**Material supplied**
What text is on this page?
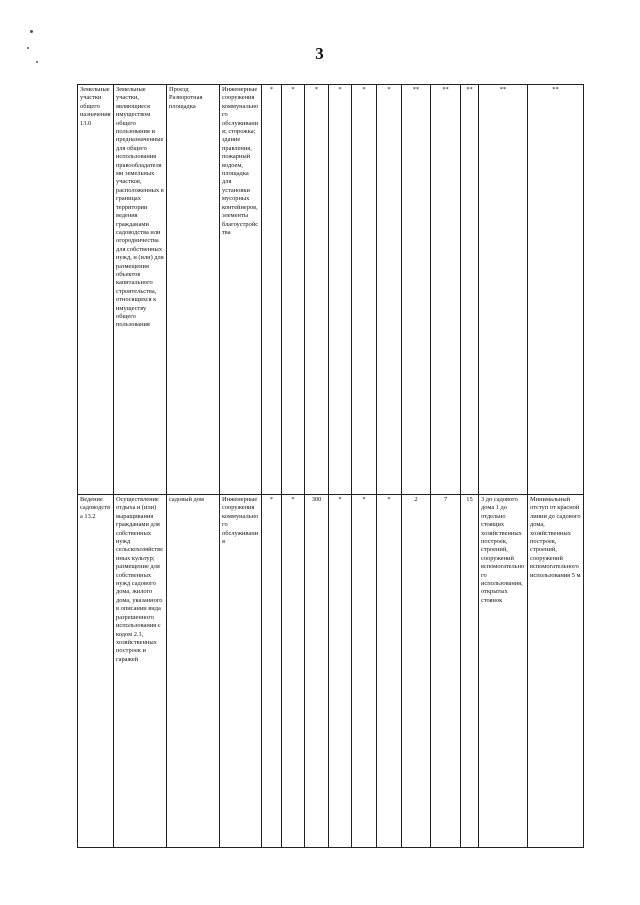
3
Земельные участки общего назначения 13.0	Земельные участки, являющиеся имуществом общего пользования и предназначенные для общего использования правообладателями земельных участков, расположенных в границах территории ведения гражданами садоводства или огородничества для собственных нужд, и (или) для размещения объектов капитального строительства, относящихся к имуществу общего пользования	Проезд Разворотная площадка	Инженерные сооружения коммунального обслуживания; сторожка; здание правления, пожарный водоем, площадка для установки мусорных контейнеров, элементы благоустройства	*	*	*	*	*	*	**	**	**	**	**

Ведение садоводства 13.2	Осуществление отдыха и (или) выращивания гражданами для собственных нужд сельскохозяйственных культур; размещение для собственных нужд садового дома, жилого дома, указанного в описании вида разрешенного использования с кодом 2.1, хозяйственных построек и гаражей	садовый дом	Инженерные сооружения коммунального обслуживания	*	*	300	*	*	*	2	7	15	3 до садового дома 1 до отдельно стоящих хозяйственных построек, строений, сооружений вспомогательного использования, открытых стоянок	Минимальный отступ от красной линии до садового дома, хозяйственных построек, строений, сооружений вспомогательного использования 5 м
...
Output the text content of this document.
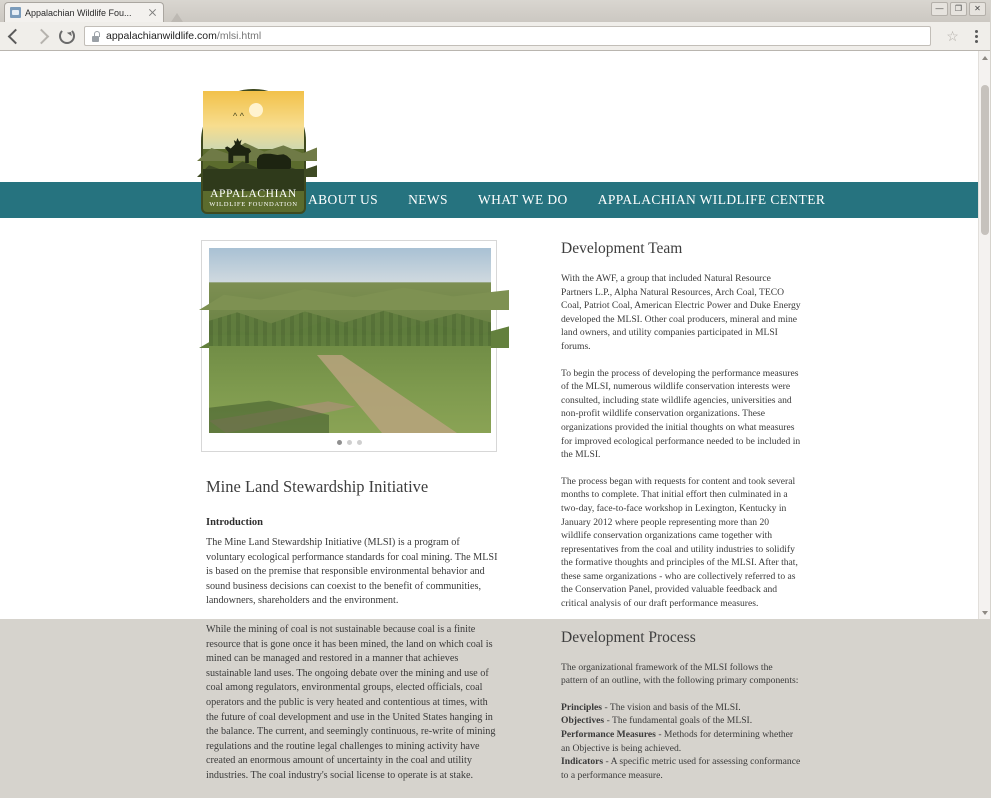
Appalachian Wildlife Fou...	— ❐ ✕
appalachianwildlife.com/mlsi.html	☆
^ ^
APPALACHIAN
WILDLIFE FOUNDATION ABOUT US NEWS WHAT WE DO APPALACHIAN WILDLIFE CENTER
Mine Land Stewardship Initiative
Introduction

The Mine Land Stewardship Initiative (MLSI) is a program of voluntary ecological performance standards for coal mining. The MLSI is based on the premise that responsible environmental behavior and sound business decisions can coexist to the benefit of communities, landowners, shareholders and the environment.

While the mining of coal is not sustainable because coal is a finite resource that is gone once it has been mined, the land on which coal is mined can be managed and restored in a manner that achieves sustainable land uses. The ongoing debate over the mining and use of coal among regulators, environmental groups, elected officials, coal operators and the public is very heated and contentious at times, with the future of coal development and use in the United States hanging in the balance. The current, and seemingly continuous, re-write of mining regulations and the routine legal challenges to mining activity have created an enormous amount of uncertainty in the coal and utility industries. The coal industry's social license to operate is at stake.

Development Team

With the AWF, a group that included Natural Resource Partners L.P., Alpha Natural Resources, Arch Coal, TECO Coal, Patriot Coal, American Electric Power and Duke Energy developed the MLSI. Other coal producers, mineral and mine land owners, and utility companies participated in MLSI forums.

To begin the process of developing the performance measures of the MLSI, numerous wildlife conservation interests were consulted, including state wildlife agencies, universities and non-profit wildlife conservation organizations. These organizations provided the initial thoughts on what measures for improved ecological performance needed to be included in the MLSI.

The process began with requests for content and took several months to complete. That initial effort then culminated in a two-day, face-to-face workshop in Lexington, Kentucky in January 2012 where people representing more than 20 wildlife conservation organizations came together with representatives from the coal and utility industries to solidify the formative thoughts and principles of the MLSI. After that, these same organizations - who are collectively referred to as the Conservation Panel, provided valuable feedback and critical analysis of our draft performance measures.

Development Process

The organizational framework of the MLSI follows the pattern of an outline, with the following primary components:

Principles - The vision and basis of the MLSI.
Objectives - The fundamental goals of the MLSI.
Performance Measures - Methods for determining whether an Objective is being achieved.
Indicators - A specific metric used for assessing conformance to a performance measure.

**Task objective**
Give only the number of lines above that hold the string "this".

**Output below**
2